● **What is asked**
A faithful transcription of all the data is required.

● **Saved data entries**
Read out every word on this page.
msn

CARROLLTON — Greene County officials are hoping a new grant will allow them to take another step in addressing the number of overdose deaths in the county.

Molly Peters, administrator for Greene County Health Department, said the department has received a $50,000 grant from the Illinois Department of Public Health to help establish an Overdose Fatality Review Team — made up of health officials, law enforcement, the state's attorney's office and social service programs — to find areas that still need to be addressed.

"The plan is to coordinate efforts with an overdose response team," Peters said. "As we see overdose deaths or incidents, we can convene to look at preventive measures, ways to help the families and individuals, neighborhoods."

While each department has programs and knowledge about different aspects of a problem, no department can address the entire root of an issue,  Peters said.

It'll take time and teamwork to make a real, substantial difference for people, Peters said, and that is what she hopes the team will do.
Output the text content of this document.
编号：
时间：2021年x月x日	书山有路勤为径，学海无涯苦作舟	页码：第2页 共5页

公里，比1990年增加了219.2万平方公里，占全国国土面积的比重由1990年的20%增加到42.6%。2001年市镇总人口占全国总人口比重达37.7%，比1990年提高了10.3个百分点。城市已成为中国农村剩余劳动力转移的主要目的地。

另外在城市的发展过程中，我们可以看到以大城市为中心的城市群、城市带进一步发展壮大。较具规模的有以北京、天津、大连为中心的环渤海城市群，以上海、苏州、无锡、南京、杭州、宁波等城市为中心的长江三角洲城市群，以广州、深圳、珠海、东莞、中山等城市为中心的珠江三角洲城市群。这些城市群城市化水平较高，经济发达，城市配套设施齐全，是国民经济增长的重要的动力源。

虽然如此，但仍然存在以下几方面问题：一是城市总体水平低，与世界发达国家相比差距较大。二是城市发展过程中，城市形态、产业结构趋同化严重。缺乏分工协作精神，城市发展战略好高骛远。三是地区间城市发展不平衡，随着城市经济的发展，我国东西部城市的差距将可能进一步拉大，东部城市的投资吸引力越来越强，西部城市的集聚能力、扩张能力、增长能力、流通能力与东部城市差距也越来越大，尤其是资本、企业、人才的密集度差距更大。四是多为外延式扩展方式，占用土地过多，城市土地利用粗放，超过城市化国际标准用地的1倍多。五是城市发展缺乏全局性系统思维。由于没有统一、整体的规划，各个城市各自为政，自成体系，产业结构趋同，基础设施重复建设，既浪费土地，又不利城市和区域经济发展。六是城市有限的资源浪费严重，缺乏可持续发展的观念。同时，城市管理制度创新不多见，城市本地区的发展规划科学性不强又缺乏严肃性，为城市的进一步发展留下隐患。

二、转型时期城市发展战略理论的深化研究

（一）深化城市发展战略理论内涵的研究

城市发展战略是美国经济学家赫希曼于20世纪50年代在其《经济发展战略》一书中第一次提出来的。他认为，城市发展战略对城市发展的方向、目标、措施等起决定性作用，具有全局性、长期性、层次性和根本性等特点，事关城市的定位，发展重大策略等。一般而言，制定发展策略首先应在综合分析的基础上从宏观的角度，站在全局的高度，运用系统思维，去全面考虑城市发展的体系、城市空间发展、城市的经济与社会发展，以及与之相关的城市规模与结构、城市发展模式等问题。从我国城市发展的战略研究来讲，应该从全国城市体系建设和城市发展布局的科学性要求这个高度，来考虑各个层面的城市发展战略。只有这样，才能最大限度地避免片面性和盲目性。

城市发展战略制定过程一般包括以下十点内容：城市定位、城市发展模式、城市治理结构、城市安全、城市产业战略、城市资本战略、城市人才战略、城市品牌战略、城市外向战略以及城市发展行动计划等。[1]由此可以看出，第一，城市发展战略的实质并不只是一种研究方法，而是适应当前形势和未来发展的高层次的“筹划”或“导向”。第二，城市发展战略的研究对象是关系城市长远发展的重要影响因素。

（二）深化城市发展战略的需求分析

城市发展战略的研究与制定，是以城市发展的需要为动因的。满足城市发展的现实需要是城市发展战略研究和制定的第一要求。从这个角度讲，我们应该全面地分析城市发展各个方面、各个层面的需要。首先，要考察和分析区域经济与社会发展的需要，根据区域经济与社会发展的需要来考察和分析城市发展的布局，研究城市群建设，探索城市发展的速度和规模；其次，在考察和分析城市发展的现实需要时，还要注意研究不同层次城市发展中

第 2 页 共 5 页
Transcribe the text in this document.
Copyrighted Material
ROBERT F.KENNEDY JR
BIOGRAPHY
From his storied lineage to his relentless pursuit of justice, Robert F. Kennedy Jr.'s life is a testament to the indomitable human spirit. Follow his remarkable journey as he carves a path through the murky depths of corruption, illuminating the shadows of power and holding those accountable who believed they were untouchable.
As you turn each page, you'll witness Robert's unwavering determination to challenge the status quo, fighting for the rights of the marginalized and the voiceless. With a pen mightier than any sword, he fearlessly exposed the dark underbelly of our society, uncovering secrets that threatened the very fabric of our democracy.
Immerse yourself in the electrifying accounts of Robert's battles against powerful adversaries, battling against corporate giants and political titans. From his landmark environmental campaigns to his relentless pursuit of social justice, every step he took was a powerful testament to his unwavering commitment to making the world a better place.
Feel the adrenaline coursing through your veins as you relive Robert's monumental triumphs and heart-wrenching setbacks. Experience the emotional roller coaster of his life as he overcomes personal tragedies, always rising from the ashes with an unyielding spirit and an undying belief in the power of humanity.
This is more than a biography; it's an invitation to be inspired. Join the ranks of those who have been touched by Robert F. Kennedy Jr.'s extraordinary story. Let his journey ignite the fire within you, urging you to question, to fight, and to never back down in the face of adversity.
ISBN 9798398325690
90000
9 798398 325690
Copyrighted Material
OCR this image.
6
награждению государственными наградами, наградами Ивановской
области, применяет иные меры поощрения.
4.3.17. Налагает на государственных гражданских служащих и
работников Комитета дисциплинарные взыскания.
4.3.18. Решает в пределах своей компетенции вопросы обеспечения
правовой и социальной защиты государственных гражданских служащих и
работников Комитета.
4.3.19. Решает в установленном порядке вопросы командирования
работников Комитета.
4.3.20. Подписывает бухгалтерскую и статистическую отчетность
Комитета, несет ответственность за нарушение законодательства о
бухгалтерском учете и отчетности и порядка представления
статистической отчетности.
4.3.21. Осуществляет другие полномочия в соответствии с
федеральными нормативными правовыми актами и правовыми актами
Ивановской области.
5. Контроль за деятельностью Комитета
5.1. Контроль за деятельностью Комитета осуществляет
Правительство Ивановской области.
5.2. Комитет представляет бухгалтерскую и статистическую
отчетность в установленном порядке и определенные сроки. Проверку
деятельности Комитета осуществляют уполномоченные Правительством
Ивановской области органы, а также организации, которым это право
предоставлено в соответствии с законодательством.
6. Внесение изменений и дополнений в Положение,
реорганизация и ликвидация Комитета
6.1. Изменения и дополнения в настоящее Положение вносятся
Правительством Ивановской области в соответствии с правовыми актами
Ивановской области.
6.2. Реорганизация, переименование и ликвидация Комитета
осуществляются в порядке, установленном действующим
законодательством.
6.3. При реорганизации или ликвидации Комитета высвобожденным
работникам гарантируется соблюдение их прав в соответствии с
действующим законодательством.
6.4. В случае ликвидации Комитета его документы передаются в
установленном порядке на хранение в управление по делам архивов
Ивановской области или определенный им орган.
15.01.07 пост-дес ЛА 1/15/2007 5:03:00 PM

● **Output for this exercise**
Read out every word on this page.
msn

CARROLLTON — Greene County officials are hoping a new grant will allow them to take another step in addressing the number of overdose deaths in the county.

Molly Peters, administrator for Greene County Health Department, said the department has received a $50,000 grant from the Illinois Department of Public Health to help establish an Overdose Fatality Review Team — made up of health officials, law enforcement, the state's attorney's office and social service programs — to find areas that still need to be addressed.

"The plan is to coordinate efforts with an overdose response team," Peters said. "As we see overdose deaths or incidents, we can convene to look at preventive measures, ways to help the families and individuals, neighborhoods."

While each department has programs and knowledge about different aspects of a problem, no department can address the entire root of an issue,  Peters said.

It'll take time and teamwork to make a real, substantial difference for people, Peters said, and that is what she hopes the team will do.
Output the text content of this document.
编号：
时间：2021年x月x日	书山有路勤为径，学海无涯苦作舟	页码：第2页 共5页

公里，比1990年增加了219.2万平方公里，占全国国土面积的比重由1990年的20%增加到42.6%。2001年市镇总人口占全国总人口比重达37.7%，比1990年提高了10.3个百分点。城市已成为中国农村剩余劳动力转移的主要目的地。

另外在城市的发展过程中，我们可以看到以大城市为中心的城市群、城市带进一步发展壮大。较具规模的有以北京、天津、大连为中心的环渤海城市群，以上海、苏州、无锡、南京、杭州、宁波等城市为中心的长江三角洲城市群，以广州、深圳、珠海、东莞、中山等城市为中心的珠江三角洲城市群。这些城市群城市化水平较高，经济发达，城市配套设施齐全，是国民经济增长的重要的动力源。

虽然如此，但仍然存在以下几方面问题：一是城市总体水平低，与世界发达国家相比差距较大。二是城市发展过程中，城市形态、产业结构趋同化严重。缺乏分工协作精神，城市发展战略好高骛远。三是地区间城市发展不平衡，随着城市经济的发展，我国东西部城市的差距将可能进一步拉大，东部城市的投资吸引力越来越强，西部城市的集聚能力、扩张能力、增长能力、流通能力与东部城市差距也越来越大，尤其是资本、企业、人才的密集度差距更大。四是多为外延式扩展方式，占用土地过多，城市土地利用粗放，超过城市化国际标准用地的1倍多。五是城市发展缺乏全局性系统思维。由于没有统一、整体的规划，各个城市各自为政，自成体系，产业结构趋同，基础设施重复建设，既浪费土地，又不利城市和区域经济发展。六是城市有限的资源浪费严重，缺乏可持续发展的观念。同时，城市管理制度创新不多见，城市本地区的发展规划科学性不强又缺乏严肃性，为城市的进一步发展留下隐患。

二、转型时期城市发展战略理论的深化研究

（一）深化城市发展战略理论内涵的研究

城市发展战略是美国经济学家赫希曼于20世纪50年代在其《经济发展战略》一书中第一次提出来的。他认为，城市发展战略对城市发展的方向、目标、措施等起决定性作用，具有全局性、长期性、层次性和根本性等特点，事关城市的定位，发展重大策略等。一般而言，制定发展策略首先应在综合分析的基础上从宏观的角度，站在全局的高度，运用系统思维，去全面考虑城市发展的体系、城市空间发展、城市的经济与社会发展，以及与之相关的城市规模与结构、城市发展模式等问题。从我国城市发展的战略研究来讲，应该从全国城市体系建设和城市发展布局的科学性要求这个高度，来考虑各个层面的城市发展战略。只有这样，才能最大限度地避免片面性和盲目性。

城市发展战略制定过程一般包括以下十点内容：城市定位、城市发展模式、城市治理结构、城市安全、城市产业战略、城市资本战略、城市人才战略、城市品牌战略、城市外向战略以及城市发展行动计划等。[1]由此可以看出，第一，城市发展战略的实质并不只是一种研究方法，而是适应当前形势和未来发展的高层次的“筹划”或“导向”。第二，城市发展战略的研究对象是关系城市长远发展的重要影响因素。

（二）深化城市发展战略的需求分析

城市发展战略的研究与制定，是以城市发展的需要为动因的。满足城市发展的现实需要是城市发展战略研究和制定的第一要求。从这个角度讲，我们应该全面地分析城市发展各个方面、各个层面的需要。首先，要考察和分析区域经济与社会发展的需要，根据区域经济与社会发展的需要来考察和分析城市发展的布局，研究城市群建设，探索城市发展的速度和规模；其次，在考察和分析城市发展的现实需要时，还要注意研究不同层次城市发展中

第 2 页 共 5 页
Transcribe the text in this document.
Copyrighted Material
ROBERT F.KENNEDY JR
BIOGRAPHY
From his storied lineage to his relentless pursuit of justice, Robert F. Kennedy Jr.'s life is a testament to the indomitable human spirit. Follow his remarkable journey as he carves a path through the murky depths of corruption, illuminating the shadows of power and holding those accountable who believed they were untouchable.
As you turn each page, you'll witness Robert's unwavering determination to challenge the status quo, fighting for the rights of the marginalized and the voiceless. With a pen mightier than any sword, he fearlessly exposed the dark underbelly of our society, uncovering secrets that threatened the very fabric of our democracy.
Immerse yourself in the electrifying accounts of Robert's battles against powerful adversaries, battling against corporate giants and political titans. From his landmark environmental campaigns to his relentless pursuit of social justice, every step he took was a powerful testament to his unwavering commitment to making the world a better place.
Feel the adrenaline coursing through your veins as you relive Robert's monumental triumphs and heart-wrenching setbacks. Experience the emotional roller coaster of his life as he overcomes personal tragedies, always rising from the ashes with an unyielding spirit and an undying belief in the power of humanity.
This is more than a biography; it's an invitation to be inspired. Join the ranks of those who have been touched by Robert F. Kennedy Jr.'s extraordinary story. Let his journey ignite the fire within you, urging you to question, to fight, and to never back down in the face of adversity.
ISBN 9798398325690
90000
9 798398 325690
Copyrighted Material
OCR this image.
6
награждению государственными наградами, наградами Ивановской
области, применяет иные меры поощрения.
4.3.17. Налагает на государственных гражданских служащих и
работников Комитета дисциплинарные взыскания.
4.3.18. Решает в пределах своей компетенции вопросы обеспечения
правовой и социальной защиты государственных гражданских служащих и
работников Комитета.
4.3.19. Решает в установленном порядке вопросы командирования
работников Комитета.
4.3.20. Подписывает бухгалтерскую и статистическую отчетность
Комитета, несет ответственность за нарушение законодательства о
бухгалтерском учете и отчетности и порядка представления
статистической отчетности.
4.3.21. Осуществляет другие полномочия в соответствии с
федеральными нормативными правовыми актами и правовыми актами
Ивановской области.
5. Контроль за деятельностью Комитета
5.1. Контроль за деятельностью Комитета осуществляет
Правительство Ивановской области.
5.2. Комитет представляет бухгалтерскую и статистическую
отчетность в установленном порядке и определенные сроки. Проверку
деятельности Комитета осуществляют уполномоченные Правительством
Ивановской области органы, а также организации, которым это право
предоставлено в соответствии с законодательством.
6. Внесение изменений и дополнений в Положение,
реорганизация и ликвидация Комитета
6.1. Изменения и дополнения в настоящее Положение вносятся
Правительством Ивановской области в соответствии с правовыми актами
Ивановской области.
6.2. Реорганизация, переименование и ликвидация Комитета
осуществляются в порядке, установленном действующим
законодательством.
6.3. При реорганизации или ликвидации Комитета высвобожденным
работникам гарантируется соблюдение их прав в соответствии с
действующим законодательством.
6.4. В случае ликвидации Комитета его документы передаются в
установленном порядке на хранение в управление по делам архивов
Ивановской области или определенный им орган.
15.01.07 пост-дес ЛА 1/15/2007 5:03:00 PM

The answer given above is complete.